**The task**
Omit all images, then return the remaining material exactly as it stands.
⁂
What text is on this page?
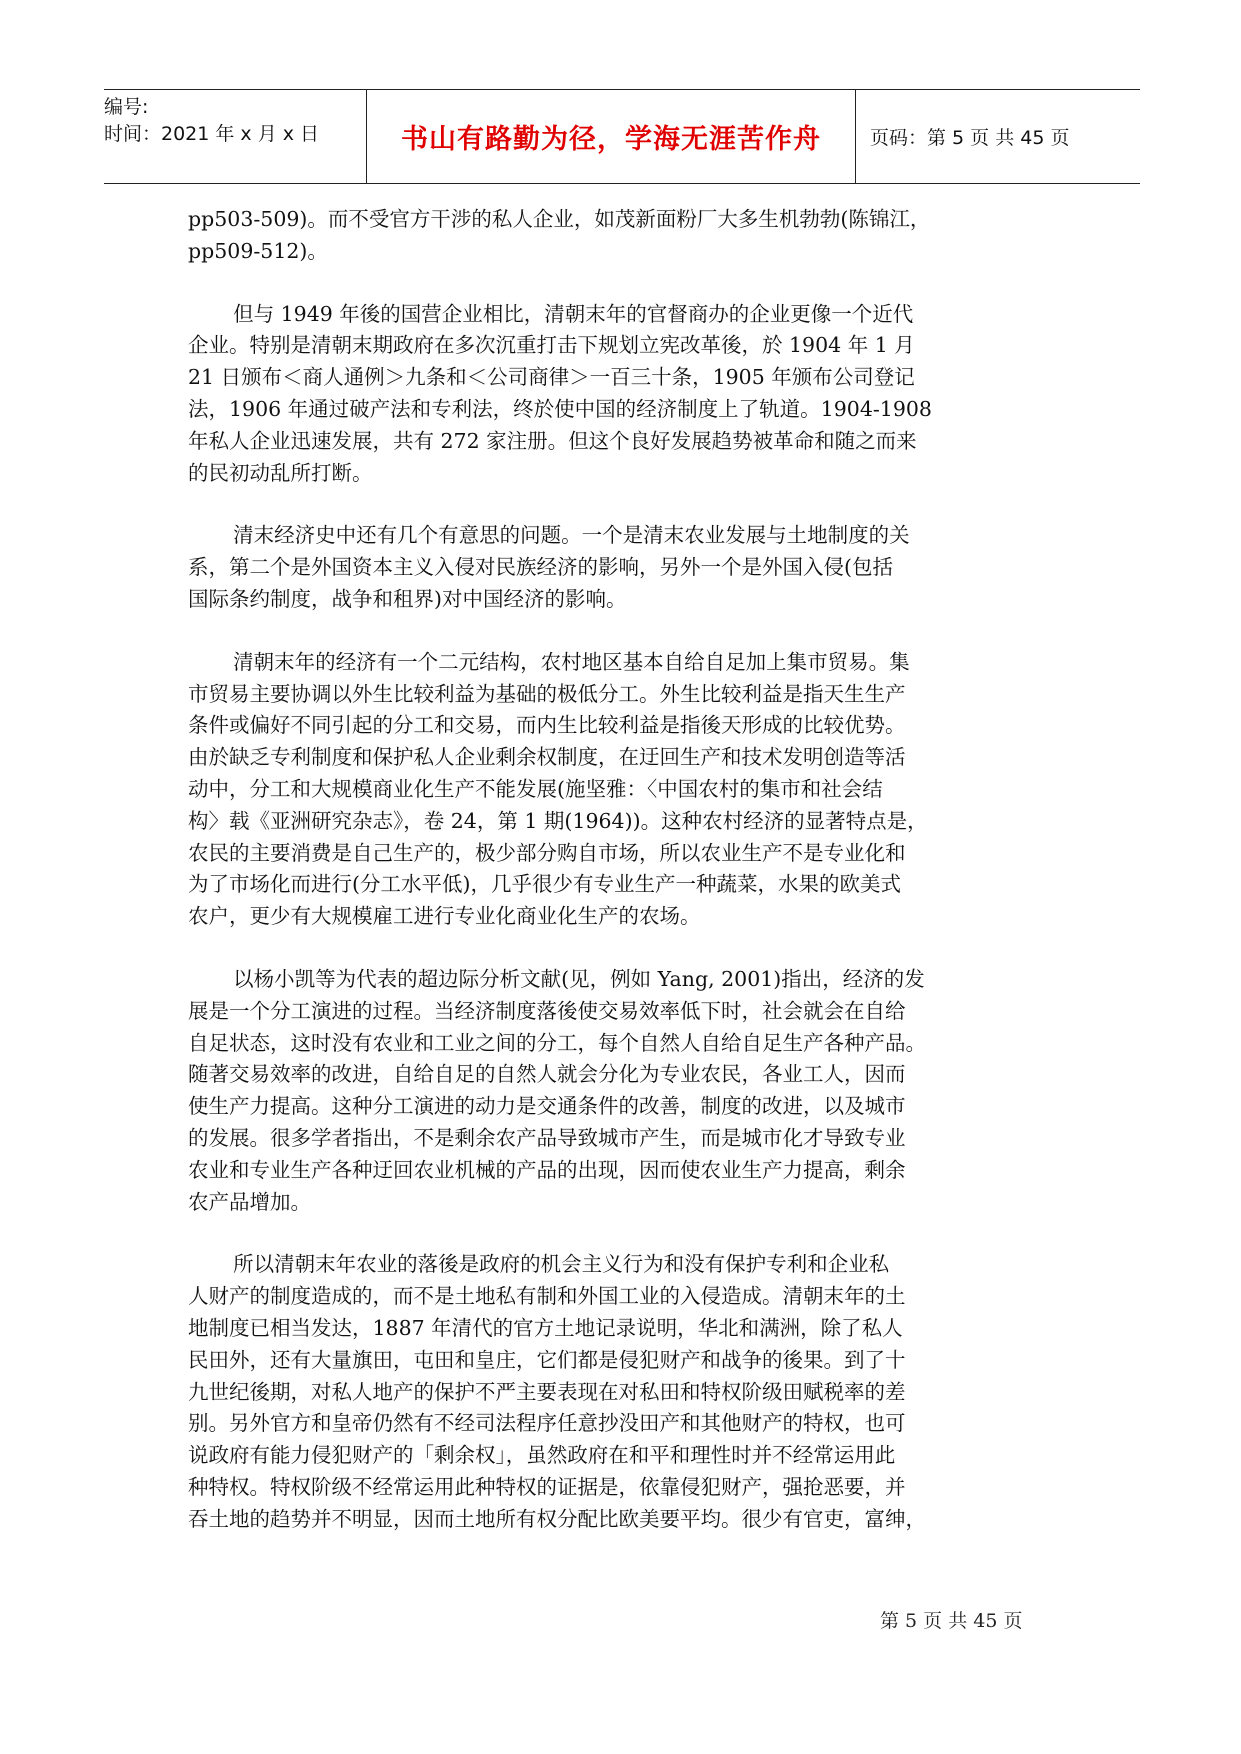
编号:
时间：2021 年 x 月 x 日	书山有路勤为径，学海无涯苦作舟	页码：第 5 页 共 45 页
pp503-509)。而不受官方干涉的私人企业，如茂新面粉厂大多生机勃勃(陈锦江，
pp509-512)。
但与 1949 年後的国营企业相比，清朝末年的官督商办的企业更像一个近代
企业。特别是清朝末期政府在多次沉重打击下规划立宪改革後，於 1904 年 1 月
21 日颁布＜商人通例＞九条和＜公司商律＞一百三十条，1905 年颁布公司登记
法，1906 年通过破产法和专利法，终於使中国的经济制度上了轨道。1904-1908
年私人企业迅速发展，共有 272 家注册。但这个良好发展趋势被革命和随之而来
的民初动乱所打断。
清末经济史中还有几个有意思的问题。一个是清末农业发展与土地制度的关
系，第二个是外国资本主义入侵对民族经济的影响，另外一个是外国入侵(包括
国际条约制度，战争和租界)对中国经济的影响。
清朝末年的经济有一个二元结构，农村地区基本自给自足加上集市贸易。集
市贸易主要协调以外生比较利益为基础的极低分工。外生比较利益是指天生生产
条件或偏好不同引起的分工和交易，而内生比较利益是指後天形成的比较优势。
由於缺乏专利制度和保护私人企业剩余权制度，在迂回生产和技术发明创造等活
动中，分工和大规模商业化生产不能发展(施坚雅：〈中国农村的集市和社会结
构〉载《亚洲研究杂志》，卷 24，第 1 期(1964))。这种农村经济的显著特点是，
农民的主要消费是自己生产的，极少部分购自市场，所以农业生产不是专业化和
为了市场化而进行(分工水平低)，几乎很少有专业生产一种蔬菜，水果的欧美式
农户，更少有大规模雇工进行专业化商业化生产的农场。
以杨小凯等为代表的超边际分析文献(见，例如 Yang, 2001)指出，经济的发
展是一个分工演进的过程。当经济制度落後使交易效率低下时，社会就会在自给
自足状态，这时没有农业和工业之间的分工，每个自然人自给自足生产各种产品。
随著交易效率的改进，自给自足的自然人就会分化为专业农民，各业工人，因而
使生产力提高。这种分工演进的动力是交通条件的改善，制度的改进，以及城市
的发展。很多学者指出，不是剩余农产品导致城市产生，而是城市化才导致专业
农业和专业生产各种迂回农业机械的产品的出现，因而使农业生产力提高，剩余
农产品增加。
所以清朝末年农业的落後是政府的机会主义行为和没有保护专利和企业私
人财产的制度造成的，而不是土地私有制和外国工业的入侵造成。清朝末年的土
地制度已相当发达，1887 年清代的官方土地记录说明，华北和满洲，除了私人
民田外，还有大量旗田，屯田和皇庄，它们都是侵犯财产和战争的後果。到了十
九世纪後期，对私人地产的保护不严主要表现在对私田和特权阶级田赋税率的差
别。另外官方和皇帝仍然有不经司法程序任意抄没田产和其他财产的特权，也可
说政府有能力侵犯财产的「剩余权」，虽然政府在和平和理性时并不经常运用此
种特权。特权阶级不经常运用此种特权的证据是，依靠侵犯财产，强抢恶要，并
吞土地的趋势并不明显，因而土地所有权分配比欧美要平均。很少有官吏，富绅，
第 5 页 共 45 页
⁂
**Correct response**
What text is on this page?
编号:
时间：2021 年 x 月 x 日	书山有路勤为径，学海无涯苦作舟	页码：第 5 页 共 45 页
pp503-509)。而不受官方干涉的私人企业，如茂新面粉厂大多生机勃勃(陈锦江，
pp509-512)。
但与 1949 年後的国营企业相比，清朝末年的官督商办的企业更像一个近代
企业。特别是清朝末期政府在多次沉重打击下规划立宪改革後，於 1904 年 1 月
21 日颁布＜商人通例＞九条和＜公司商律＞一百三十条，1905 年颁布公司登记
法，1906 年通过破产法和专利法，终於使中国的经济制度上了轨道。1904-1908
年私人企业迅速发展，共有 272 家注册。但这个良好发展趋势被革命和随之而来
的民初动乱所打断。
清末经济史中还有几个有意思的问题。一个是清末农业发展与土地制度的关
系，第二个是外国资本主义入侵对民族经济的影响，另外一个是外国入侵(包括
国际条约制度，战争和租界)对中国经济的影响。
清朝末年的经济有一个二元结构，农村地区基本自给自足加上集市贸易。集
市贸易主要协调以外生比较利益为基础的极低分工。外生比较利益是指天生生产
条件或偏好不同引起的分工和交易，而内生比较利益是指後天形成的比较优势。
由於缺乏专利制度和保护私人企业剩余权制度，在迂回生产和技术发明创造等活
动中，分工和大规模商业化生产不能发展(施坚雅：〈中国农村的集市和社会结
构〉载《亚洲研究杂志》，卷 24，第 1 期(1964))。这种农村经济的显著特点是，
农民的主要消费是自己生产的，极少部分购自市场，所以农业生产不是专业化和
为了市场化而进行(分工水平低)，几乎很少有专业生产一种蔬菜，水果的欧美式
农户，更少有大规模雇工进行专业化商业化生产的农场。
以杨小凯等为代表的超边际分析文献(见，例如 Yang, 2001)指出，经济的发
展是一个分工演进的过程。当经济制度落後使交易效率低下时，社会就会在自给
自足状态，这时没有农业和工业之间的分工，每个自然人自给自足生产各种产品。
随著交易效率的改进，自给自足的自然人就会分化为专业农民，各业工人，因而
使生产力提高。这种分工演进的动力是交通条件的改善，制度的改进，以及城市
的发展。很多学者指出，不是剩余农产品导致城市产生，而是城市化才导致专业
农业和专业生产各种迂回农业机械的产品的出现，因而使农业生产力提高，剩余
农产品增加。
所以清朝末年农业的落後是政府的机会主义行为和没有保护专利和企业私
人财产的制度造成的，而不是土地私有制和外国工业的入侵造成。清朝末年的土
地制度已相当发达，1887 年清代的官方土地记录说明，华北和满洲，除了私人
民田外，还有大量旗田，屯田和皇庄，它们都是侵犯财产和战争的後果。到了十
九世纪後期，对私人地产的保护不严主要表现在对私田和特权阶级田赋税率的差
别。另外官方和皇帝仍然有不经司法程序任意抄没田产和其他财产的特权，也可
说政府有能力侵犯财产的「剩余权」，虽然政府在和平和理性时并不经常运用此
种特权。特权阶级不经常运用此种特权的证据是，依靠侵犯财产，强抢恶要，并
吞土地的趋势并不明显，因而土地所有权分配比欧美要平均。很少有官吏，富绅，
第 5 页 共 45 页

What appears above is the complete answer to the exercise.